# Lecture 1.1
This document: https://hackmd.io/@coderefinery/TTT4HPC-Lecture-1-1
Schedule:
Intro (5 min)
Slurm basics (10 min)
Number of cores (15 min)
Memory (15 min)
Buffer/Q&A (5 min)
After lunch: exercises
# Lecture 1.1
**Learning outcomes**
- Can check what resources their HPC job uses and request appropriate resources
- Understands the meaning of different resource types
- Can anticipate load on the file system and store files in an appropriate format
## Slurm basics
**What is Slurm?**
- provides a framework for starting, executing, and monitoring jobs on the compute nodes
- schedules the jobs on the clusters
- allocates the required resources (compute cores or nodes, memory)

■ DATA LISTING ■
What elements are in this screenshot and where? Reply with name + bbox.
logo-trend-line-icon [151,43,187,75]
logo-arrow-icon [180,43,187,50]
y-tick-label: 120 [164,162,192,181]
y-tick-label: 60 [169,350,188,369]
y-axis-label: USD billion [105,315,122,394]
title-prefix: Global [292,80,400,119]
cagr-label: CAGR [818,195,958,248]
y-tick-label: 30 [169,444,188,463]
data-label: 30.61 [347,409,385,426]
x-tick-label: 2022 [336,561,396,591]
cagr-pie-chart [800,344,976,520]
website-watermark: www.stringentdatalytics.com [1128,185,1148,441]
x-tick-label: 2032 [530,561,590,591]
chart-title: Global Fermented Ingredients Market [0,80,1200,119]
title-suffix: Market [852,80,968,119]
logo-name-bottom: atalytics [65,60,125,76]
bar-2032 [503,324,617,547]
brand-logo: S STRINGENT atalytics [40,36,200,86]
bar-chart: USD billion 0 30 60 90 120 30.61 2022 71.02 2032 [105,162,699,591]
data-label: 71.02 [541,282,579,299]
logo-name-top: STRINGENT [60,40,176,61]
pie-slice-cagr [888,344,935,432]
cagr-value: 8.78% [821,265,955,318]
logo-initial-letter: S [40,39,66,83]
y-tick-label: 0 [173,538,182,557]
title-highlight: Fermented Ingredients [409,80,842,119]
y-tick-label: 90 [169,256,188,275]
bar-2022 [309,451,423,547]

■ DIRECTIVES ■
[1] In the lecture outline, how much time is scheduled for the Memory segment?
[2] Substitute "tracking" for "monitoring" in the lecture outline, and give the passage from "Number of cores" up to and including "or nodes, memory)".
[3] Does each statement agree with the lecture outline? Answer yes or no for each, and quote the deciding words.
(a) Exercises are scheduled after lunch.
(b) The Slurm basics segment is scheduled for 15 minutes.
(c) Memory is among the resources Slurm allocates.

■ SOLUTIONS TO THE EXERCISE ■
[1] 15 minutes.

[2]
Number of cores (15 min)
Memory (15 min)
Buffer/Q&A (5 min)
After lunch: exercises
# Lecture 1.1
**Learning outcomes**
- Can check what resources their HPC job uses and request appropriate resources
- Understands the meaning of different resource types
- Can anticipate load on the file system and store files in an appropriate format
## Slurm basics
**What is Slurm?**
- provides a framework for starting, executing, and tracking jobs on the compute nodes
- schedules the jobs on the clusters
- allocates the required resources (compute cores or nodes, memory)

[3]
(a) Yes: "After lunch: exercises"
(b) No: "Slurm basics (10 min)"
(c) Yes: "allocates the required resources (compute cores or nodes, memory)"